- _What is asked_: Find all lines in the records that include the word "Bassins", and copy them out.

------------------------------

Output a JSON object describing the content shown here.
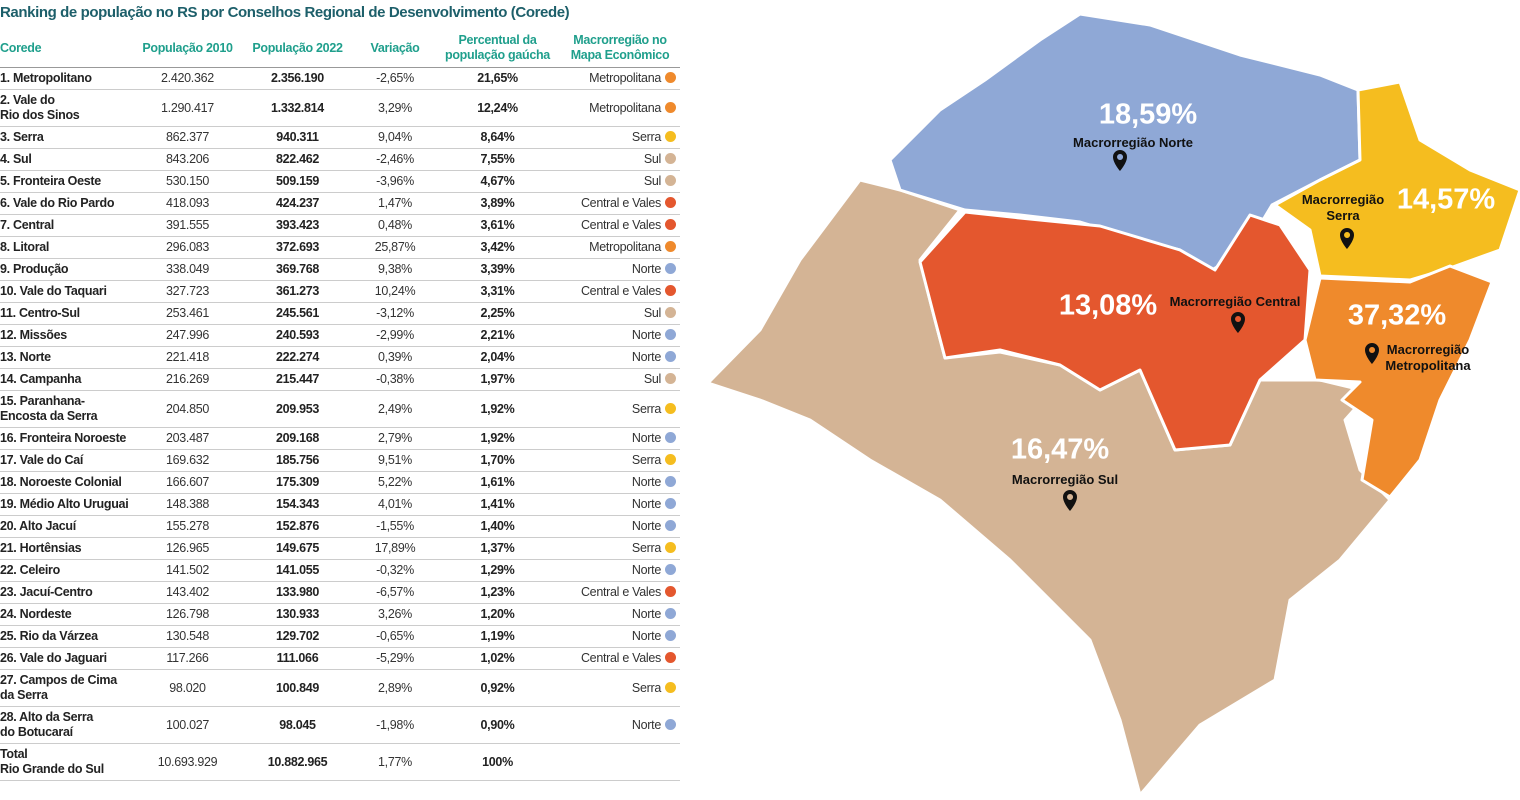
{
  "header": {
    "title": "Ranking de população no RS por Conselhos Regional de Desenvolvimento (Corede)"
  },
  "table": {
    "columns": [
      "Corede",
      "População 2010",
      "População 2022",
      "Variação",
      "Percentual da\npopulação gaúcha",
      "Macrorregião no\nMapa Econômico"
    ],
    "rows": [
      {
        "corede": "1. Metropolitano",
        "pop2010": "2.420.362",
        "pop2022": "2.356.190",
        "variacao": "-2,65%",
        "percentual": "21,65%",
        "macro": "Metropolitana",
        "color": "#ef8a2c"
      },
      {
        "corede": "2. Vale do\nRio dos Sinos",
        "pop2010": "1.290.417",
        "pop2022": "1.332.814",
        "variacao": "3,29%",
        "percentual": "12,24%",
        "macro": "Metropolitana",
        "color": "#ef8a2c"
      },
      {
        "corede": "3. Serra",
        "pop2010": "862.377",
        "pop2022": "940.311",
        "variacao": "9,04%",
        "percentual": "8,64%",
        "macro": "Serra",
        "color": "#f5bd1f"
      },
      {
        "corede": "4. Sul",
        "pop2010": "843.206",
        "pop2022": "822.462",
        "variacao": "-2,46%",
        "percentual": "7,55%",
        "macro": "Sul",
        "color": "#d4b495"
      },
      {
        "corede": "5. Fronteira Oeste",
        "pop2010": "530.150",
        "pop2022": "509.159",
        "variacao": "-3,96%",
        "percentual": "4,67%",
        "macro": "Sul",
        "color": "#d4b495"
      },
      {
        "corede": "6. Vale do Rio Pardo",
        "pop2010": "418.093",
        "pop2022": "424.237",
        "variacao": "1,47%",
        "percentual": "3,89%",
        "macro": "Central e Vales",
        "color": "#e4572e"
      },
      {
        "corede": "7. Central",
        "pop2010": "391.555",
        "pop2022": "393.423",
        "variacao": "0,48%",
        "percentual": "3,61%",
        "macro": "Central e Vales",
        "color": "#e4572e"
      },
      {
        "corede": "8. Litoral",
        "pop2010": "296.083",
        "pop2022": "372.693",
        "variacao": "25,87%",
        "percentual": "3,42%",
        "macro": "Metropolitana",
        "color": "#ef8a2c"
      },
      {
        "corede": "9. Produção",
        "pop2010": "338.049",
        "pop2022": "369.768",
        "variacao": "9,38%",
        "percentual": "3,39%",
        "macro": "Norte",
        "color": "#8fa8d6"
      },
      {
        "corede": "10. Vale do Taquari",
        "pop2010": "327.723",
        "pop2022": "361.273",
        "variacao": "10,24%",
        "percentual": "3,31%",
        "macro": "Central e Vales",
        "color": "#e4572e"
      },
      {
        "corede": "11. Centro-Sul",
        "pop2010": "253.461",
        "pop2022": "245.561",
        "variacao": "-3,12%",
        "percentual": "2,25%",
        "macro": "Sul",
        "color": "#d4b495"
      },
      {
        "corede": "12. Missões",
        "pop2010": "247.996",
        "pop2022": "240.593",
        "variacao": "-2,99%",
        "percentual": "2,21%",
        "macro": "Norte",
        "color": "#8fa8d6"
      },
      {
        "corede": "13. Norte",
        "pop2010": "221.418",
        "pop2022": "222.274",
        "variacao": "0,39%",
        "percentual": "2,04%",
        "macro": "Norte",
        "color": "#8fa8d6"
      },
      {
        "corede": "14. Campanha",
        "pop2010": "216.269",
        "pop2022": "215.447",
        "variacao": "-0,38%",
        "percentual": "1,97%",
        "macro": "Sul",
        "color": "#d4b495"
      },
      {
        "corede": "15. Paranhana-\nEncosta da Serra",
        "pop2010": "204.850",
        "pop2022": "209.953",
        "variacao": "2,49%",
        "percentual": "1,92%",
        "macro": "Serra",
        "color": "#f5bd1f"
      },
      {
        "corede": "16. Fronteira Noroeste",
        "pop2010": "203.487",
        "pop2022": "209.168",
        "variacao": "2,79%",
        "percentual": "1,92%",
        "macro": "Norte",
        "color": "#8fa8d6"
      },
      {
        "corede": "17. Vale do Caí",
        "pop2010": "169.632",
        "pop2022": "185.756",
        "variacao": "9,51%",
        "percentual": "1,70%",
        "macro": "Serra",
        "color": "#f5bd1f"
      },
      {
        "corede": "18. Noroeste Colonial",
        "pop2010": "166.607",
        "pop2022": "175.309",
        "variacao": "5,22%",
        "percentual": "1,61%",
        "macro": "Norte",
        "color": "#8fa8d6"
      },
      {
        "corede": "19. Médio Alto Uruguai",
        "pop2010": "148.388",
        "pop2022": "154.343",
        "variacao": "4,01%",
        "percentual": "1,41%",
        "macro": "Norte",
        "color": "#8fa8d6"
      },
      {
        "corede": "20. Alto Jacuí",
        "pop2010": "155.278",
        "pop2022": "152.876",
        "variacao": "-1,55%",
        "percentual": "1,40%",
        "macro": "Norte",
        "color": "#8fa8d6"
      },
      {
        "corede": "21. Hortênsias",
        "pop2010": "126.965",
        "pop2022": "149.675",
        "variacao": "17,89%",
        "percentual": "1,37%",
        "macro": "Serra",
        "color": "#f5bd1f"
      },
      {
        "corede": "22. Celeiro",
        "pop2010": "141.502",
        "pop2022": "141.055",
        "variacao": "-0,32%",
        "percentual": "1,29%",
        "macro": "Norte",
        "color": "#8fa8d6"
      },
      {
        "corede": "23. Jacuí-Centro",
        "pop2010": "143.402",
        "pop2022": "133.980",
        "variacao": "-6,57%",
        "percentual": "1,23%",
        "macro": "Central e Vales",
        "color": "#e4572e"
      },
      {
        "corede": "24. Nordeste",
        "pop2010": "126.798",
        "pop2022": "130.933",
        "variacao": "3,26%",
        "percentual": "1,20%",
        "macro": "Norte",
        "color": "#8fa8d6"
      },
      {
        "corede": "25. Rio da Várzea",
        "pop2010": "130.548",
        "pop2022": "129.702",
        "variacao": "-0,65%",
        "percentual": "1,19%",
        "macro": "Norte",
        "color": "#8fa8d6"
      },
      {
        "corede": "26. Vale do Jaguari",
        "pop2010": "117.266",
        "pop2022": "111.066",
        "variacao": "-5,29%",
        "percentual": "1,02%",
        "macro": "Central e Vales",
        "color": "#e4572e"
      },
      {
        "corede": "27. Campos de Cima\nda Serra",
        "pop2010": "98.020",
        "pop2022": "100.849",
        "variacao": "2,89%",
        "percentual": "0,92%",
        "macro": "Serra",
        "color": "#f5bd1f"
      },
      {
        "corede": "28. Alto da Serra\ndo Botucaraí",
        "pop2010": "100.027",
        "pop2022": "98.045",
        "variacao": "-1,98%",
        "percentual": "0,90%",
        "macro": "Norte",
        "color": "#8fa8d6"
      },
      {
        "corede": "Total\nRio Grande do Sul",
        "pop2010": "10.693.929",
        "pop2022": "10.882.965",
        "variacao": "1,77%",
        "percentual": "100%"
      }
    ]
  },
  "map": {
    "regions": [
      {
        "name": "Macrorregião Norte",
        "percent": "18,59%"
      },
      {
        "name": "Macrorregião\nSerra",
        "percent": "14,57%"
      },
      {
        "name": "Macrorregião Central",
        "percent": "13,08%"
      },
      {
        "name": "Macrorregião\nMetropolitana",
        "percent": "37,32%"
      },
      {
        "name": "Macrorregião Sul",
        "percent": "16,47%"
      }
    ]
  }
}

------------------------------

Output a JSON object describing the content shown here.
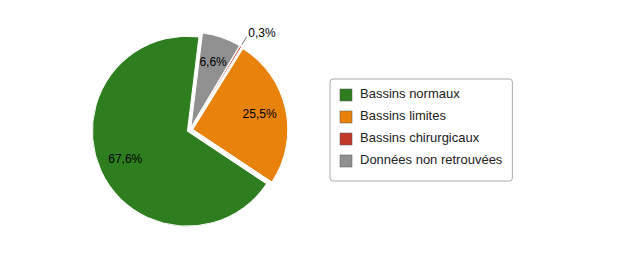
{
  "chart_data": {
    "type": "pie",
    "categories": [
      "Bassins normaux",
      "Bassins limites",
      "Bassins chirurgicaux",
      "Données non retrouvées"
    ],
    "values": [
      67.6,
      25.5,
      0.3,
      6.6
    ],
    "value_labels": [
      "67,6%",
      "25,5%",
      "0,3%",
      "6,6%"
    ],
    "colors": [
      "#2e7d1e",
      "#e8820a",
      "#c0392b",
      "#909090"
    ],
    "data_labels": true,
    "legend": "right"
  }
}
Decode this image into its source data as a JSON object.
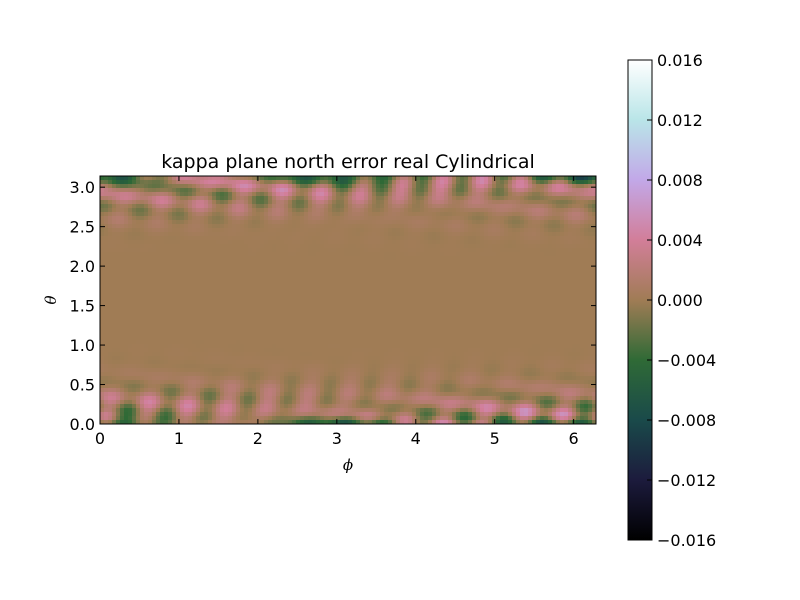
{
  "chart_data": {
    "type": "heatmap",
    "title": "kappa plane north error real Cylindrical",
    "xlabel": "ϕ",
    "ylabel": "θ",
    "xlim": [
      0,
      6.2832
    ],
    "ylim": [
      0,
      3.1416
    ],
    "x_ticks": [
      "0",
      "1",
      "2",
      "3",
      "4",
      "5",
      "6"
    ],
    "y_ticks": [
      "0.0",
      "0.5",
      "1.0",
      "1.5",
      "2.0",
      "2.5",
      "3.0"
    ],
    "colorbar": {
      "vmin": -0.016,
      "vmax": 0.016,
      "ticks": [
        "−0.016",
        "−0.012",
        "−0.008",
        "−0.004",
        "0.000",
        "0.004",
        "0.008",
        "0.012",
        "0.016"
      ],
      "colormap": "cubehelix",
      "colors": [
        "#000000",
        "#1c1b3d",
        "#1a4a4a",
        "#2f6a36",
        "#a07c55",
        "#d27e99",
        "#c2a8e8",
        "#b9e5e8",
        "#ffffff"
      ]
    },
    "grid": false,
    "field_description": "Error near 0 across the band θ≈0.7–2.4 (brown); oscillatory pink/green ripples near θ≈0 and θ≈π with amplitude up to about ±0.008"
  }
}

------------------------------

- _Final result_:
      "Bassins normaux",
      "Bassins limites",
      "Bassins chirurgicaux",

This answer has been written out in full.